## Exercise goal
Work out how many lines in the entries contain the string "document", and give nothing but that number.

## Collection entries
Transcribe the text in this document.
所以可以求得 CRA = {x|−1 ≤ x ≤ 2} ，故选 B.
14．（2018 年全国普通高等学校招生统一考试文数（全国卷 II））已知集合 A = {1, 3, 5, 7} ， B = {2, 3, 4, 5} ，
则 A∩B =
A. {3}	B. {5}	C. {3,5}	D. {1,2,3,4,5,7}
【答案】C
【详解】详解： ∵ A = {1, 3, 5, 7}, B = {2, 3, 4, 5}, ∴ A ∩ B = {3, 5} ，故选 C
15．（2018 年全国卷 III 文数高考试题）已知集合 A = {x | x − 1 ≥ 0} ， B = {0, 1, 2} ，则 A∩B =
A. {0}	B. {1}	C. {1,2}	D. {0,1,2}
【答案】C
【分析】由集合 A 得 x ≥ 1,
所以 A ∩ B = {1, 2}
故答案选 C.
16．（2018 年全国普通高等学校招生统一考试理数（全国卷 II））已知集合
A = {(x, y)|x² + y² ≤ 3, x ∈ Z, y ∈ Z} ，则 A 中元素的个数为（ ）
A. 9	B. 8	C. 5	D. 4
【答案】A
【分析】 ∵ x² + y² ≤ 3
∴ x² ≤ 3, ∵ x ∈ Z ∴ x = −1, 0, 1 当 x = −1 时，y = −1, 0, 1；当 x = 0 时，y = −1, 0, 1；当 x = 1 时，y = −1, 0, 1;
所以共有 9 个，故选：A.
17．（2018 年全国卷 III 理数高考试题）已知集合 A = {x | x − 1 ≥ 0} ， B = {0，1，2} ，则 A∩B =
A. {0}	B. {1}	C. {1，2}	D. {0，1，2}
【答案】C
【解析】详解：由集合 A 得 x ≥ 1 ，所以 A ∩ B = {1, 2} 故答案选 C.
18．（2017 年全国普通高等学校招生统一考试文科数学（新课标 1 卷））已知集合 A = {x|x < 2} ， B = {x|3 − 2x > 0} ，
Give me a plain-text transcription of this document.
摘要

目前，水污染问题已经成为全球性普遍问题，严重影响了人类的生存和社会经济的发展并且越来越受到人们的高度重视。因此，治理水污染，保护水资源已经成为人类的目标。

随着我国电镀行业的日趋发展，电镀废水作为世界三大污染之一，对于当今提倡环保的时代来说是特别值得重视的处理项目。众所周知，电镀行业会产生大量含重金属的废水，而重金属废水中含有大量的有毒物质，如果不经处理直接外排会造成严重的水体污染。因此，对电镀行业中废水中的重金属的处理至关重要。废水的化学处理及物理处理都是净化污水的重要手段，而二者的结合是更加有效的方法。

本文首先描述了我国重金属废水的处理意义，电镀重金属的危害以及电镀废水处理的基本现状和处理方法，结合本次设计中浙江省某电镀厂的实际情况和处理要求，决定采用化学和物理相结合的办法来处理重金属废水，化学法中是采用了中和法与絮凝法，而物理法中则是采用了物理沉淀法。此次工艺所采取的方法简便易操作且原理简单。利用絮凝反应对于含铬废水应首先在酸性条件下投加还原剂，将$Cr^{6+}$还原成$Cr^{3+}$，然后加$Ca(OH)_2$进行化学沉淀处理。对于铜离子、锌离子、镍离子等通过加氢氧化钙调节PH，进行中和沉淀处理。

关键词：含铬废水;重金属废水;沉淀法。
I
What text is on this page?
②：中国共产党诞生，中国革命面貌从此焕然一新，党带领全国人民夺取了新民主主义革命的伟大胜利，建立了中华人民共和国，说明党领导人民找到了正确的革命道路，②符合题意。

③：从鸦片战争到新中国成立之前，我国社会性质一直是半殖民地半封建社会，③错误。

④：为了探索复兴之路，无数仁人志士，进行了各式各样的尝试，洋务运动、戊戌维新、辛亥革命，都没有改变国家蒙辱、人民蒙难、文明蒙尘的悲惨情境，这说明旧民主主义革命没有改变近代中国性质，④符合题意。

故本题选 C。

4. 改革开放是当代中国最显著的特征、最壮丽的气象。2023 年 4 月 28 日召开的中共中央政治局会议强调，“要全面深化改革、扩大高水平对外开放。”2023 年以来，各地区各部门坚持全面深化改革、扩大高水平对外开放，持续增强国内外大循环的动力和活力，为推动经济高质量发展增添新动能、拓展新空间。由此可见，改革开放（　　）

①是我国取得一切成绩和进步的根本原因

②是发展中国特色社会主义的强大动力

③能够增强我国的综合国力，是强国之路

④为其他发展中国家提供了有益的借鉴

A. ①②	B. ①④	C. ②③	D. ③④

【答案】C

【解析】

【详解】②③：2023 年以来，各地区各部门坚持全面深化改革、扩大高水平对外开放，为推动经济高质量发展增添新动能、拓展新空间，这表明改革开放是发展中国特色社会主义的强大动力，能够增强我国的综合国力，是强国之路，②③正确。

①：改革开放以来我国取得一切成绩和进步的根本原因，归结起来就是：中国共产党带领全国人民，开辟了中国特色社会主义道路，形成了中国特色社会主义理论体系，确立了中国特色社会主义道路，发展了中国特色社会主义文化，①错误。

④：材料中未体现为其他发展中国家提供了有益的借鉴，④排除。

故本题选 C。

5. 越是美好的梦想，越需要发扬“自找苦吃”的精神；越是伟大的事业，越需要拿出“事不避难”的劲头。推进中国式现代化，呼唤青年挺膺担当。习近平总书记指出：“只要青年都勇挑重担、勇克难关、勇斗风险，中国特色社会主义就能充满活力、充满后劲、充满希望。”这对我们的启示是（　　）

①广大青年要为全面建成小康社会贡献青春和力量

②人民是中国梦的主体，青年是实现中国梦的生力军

## Expected answer
2